***** EXERCISE INPUTS *****
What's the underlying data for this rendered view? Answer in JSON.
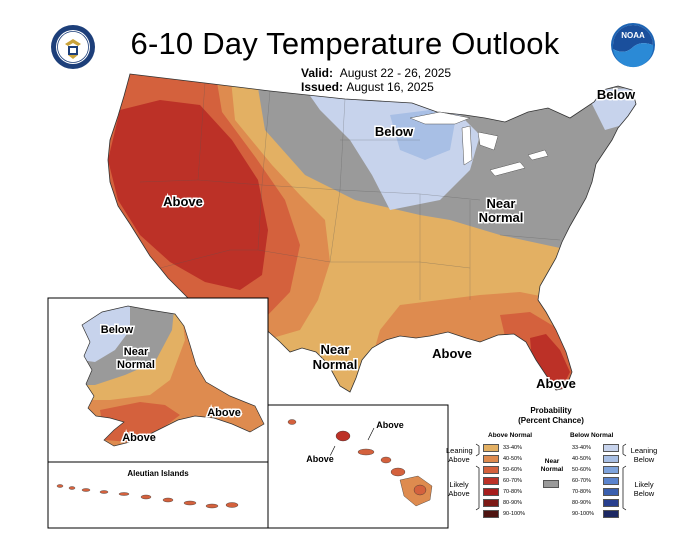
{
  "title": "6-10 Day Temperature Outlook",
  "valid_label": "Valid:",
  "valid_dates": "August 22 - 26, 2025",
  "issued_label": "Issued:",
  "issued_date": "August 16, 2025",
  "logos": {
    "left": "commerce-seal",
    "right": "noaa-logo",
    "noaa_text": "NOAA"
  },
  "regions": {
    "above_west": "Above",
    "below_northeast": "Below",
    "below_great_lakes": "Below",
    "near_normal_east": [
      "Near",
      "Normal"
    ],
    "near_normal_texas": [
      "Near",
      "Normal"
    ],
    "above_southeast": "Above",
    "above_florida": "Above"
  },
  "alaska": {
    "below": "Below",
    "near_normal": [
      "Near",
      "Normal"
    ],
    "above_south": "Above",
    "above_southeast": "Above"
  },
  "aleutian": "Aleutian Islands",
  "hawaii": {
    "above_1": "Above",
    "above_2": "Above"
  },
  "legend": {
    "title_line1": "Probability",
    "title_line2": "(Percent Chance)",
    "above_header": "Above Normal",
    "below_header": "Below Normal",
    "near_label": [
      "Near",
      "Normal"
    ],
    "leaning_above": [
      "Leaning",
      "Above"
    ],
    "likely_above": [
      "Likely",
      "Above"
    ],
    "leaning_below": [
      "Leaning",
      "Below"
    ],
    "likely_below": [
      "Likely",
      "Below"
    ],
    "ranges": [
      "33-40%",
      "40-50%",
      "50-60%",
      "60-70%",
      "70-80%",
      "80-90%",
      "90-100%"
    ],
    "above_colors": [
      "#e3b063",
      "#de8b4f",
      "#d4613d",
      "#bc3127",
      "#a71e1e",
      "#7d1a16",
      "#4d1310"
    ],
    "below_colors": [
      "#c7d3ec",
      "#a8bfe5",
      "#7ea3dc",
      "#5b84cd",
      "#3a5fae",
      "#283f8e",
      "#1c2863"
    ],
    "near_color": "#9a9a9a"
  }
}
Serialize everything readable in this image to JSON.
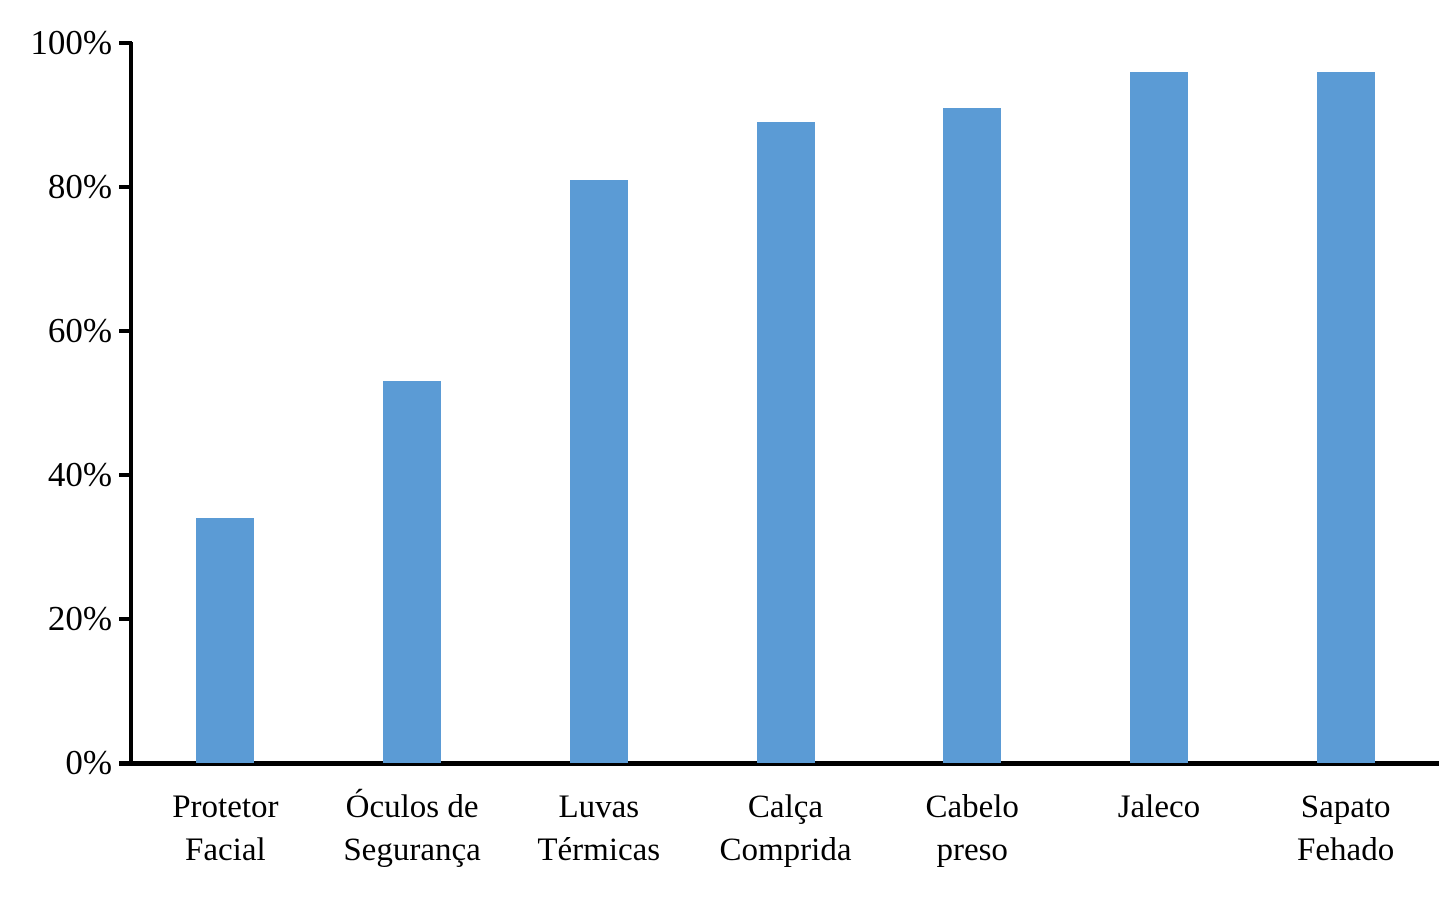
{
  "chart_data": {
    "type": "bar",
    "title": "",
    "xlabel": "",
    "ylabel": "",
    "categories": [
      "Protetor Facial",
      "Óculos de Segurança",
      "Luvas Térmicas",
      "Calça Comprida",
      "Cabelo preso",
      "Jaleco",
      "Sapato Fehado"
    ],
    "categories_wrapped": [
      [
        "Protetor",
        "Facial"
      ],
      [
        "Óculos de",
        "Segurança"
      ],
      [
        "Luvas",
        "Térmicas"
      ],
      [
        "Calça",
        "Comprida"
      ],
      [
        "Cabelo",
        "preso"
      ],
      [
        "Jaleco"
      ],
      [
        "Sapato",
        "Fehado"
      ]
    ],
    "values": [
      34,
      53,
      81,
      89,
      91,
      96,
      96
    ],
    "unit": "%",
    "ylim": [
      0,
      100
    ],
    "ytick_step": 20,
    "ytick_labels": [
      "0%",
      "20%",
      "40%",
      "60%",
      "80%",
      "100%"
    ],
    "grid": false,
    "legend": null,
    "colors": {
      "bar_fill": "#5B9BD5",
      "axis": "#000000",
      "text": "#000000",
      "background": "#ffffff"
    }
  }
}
*****
## AIM
Reproduce the entries above word for word. Pictures stay out.

## TASK SOLUTION
What's the underlying data for this rendered view? Answer in JSON.
{
  "title": "6-10 Day Temperature Outlook",
  "valid_label": "Valid:",
  "valid_dates": "August 22 - 26, 2025",
  "issued_label": "Issued:",
  "issued_date": "August 16, 2025",
  "logos": {
    "left": "commerce-seal",
    "right": "noaa-logo",
    "noaa_text": "NOAA"
  },
  "regions": {
    "above_west": "Above",
    "below_northeast": "Below",
    "below_great_lakes": "Below",
    "near_normal_east": [
      "Near",
      "Normal"
    ],
    "near_normal_texas": [
      "Near",
      "Normal"
    ],
    "above_southeast": "Above",
    "above_florida": "Above"
  },
  "alaska": {
    "below": "Below",
    "near_normal": [
      "Near",
      "Normal"
    ],
    "above_south": "Above",
    "above_southeast": "Above"
  },
  "aleutian": "Aleutian Islands",
  "hawaii": {
    "above_1": "Above",
    "above_2": "Above"
  },
  "legend": {
    "title_line1": "Probability",
    "title_line2": "(Percent Chance)",
    "above_header": "Above Normal",
    "below_header": "Below Normal",
    "near_label": [
      "Near",
      "Normal"
    ],
    "leaning_above": [
      "Leaning",
      "Above"
    ],
    "likely_above": [
      "Likely",
      "Above"
    ],
    "leaning_below": [
      "Leaning",
      "Below"
    ],
    "likely_below": [
      "Likely",
      "Below"
    ],
    "ranges": [
      "33-40%",
      "40-50%",
      "50-60%",
      "60-70%",
      "70-80%",
      "80-90%",
      "90-100%"
    ],
    "above_colors": [
      "#e3b063",
      "#de8b4f",
      "#d4613d",
      "#bc3127",
      "#a71e1e",
      "#7d1a16",
      "#4d1310"
    ],
    "below_colors": [
      "#c7d3ec",
      "#a8bfe5",
      "#7ea3dc",
      "#5b84cd",
      "#3a5fae",
      "#283f8e",
      "#1c2863"
    ],
    "near_color": "#9a9a9a"
  }
}
Serialize everything readable in this image to JSON.
{
  "chart_data": {
    "type": "bar",
    "title": "",
    "xlabel": "",
    "ylabel": "",
    "categories": [
      "Protetor Facial",
      "Óculos de Segurança",
      "Luvas Térmicas",
      "Calça Comprida",
      "Cabelo preso",
      "Jaleco",
      "Sapato Fehado"
    ],
    "categories_wrapped": [
      [
        "Protetor",
        "Facial"
      ],
      [
        "Óculos de",
        "Segurança"
      ],
      [
        "Luvas",
        "Térmicas"
      ],
      [
        "Calça",
        "Comprida"
      ],
      [
        "Cabelo",
        "preso"
      ],
      [
        "Jaleco"
      ],
      [
        "Sapato",
        "Fehado"
      ]
    ],
    "values": [
      34,
      53,
      81,
      89,
      91,
      96,
      96
    ],
    "unit": "%",
    "ylim": [
      0,
      100
    ],
    "ytick_step": 20,
    "ytick_labels": [
      "0%",
      "20%",
      "40%",
      "60%",
      "80%",
      "100%"
    ],
    "grid": false,
    "legend": null,
    "colors": {
      "bar_fill": "#5B9BD5",
      "axis": "#000000",
      "text": "#000000",
      "background": "#ffffff"
    }
  }
}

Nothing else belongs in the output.